* _What is expected_
Copy out all of the records below line for line, changing nothing.

* _Data provided_
++++++++++++++++++++
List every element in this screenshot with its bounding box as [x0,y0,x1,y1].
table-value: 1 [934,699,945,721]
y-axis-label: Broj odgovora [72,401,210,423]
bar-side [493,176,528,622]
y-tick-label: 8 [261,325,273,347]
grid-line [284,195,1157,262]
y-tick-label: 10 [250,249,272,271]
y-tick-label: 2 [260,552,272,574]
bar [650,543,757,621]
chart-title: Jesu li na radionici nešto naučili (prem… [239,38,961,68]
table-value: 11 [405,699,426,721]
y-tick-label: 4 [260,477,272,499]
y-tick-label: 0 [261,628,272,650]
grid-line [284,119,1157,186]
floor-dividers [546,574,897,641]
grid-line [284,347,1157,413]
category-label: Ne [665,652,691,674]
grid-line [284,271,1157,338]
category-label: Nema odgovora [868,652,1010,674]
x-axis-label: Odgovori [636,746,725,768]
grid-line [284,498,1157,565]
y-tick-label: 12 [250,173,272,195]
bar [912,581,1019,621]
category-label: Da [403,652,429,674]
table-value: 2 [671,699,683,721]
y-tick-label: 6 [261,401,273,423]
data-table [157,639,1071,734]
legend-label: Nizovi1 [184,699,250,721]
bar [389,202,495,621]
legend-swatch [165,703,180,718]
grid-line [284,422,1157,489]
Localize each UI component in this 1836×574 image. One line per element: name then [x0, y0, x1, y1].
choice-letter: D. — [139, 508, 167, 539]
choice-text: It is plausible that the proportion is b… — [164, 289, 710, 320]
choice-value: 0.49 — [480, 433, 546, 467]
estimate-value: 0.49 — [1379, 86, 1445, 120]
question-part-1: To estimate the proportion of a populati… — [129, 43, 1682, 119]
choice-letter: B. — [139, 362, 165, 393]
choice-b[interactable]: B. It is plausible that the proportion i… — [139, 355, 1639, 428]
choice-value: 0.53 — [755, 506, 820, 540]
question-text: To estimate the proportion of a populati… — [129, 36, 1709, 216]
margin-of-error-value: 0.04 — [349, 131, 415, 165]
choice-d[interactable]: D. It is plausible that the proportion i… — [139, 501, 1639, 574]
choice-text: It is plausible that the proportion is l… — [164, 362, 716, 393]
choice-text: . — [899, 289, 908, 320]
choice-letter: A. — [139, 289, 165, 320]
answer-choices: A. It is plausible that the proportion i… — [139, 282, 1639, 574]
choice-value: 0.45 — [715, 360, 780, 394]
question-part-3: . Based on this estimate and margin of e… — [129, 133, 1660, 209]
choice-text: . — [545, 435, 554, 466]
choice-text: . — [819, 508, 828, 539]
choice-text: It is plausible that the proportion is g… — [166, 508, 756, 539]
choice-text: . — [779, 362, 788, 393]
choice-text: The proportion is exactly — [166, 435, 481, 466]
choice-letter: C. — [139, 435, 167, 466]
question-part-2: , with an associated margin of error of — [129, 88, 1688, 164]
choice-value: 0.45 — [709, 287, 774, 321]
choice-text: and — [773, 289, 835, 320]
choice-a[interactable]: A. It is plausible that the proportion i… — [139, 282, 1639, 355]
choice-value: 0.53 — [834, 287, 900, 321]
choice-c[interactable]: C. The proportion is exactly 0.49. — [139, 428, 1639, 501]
++++++++++++++++++++
* _Output_
List every element in this screenshot with its bounding box as [x0,y0,x1,y1].
table-value: 1 [934,699,945,721]
y-axis-label: Broj odgovora [72,401,210,423]
bar-side [493,176,528,622]
y-tick-label: 8 [261,325,273,347]
grid-line [284,195,1157,262]
y-tick-label: 10 [250,249,272,271]
y-tick-label: 2 [260,552,272,574]
bar [650,543,757,621]
chart-title: Jesu li na radionici nešto naučili (prem… [239,38,961,68]
table-value: 11 [405,699,426,721]
y-tick-label: 4 [260,477,272,499]
y-tick-label: 0 [261,628,272,650]
grid-line [284,119,1157,186]
floor-dividers [546,574,897,641]
grid-line [284,347,1157,413]
category-label: Ne [665,652,691,674]
grid-line [284,271,1157,338]
category-label: Nema odgovora [868,652,1010,674]
x-axis-label: Odgovori [636,746,725,768]
grid-line [284,498,1157,565]
y-tick-label: 12 [250,173,272,195]
bar [912,581,1019,621]
category-label: Da [403,652,429,674]
table-value: 2 [671,699,683,721]
y-tick-label: 6 [261,401,273,423]
data-table [157,639,1071,734]
legend-label: Nizovi1 [184,699,250,721]
bar [389,202,495,621]
legend-swatch [165,703,180,718]
grid-line [284,422,1157,489]
Localize each UI component in this 1836×574 image. One line per element: name then [x0, y0, x1, y1].
choice-letter: D. — [139, 508, 167, 539]
choice-text: It is plausible that the proportion is b… — [164, 289, 710, 320]
choice-value: 0.49 — [480, 433, 546, 467]
estimate-value: 0.49 — [1379, 86, 1445, 120]
question-part-1: To estimate the proportion of a populati… — [129, 43, 1682, 119]
choice-letter: B. — [139, 362, 165, 393]
choice-b[interactable]: B. It is plausible that the proportion i… — [139, 355, 1639, 428]
choice-value: 0.53 — [755, 506, 820, 540]
question-text: To estimate the proportion of a populati… — [129, 36, 1709, 216]
margin-of-error-value: 0.04 — [349, 131, 415, 165]
choice-d[interactable]: D. It is plausible that the proportion i… — [139, 501, 1639, 574]
choice-text: It is plausible that the proportion is l… — [164, 362, 716, 393]
choice-text: . — [899, 289, 908, 320]
choice-letter: A. — [139, 289, 165, 320]
answer-choices: A. It is plausible that the proportion i… — [139, 282, 1639, 574]
choice-value: 0.45 — [715, 360, 780, 394]
question-part-3: . Based on this estimate and margin of e… — [129, 133, 1660, 209]
choice-text: . — [545, 435, 554, 466]
choice-text: . — [819, 508, 828, 539]
choice-text: It is plausible that the proportion is g… — [166, 508, 756, 539]
choice-text: . — [779, 362, 788, 393]
choice-text: The proportion is exactly — [166, 435, 481, 466]
choice-letter: C. — [139, 435, 167, 466]
question-part-2: , with an associated margin of error of — [129, 88, 1688, 164]
choice-value: 0.45 — [709, 287, 774, 321]
choice-text: and — [773, 289, 835, 320]
choice-a[interactable]: A. It is plausible that the proportion i… — [139, 282, 1639, 355]
choice-value: 0.53 — [834, 287, 900, 321]
choice-c[interactable]: C. The proportion is exactly 0.49. — [139, 428, 1639, 501]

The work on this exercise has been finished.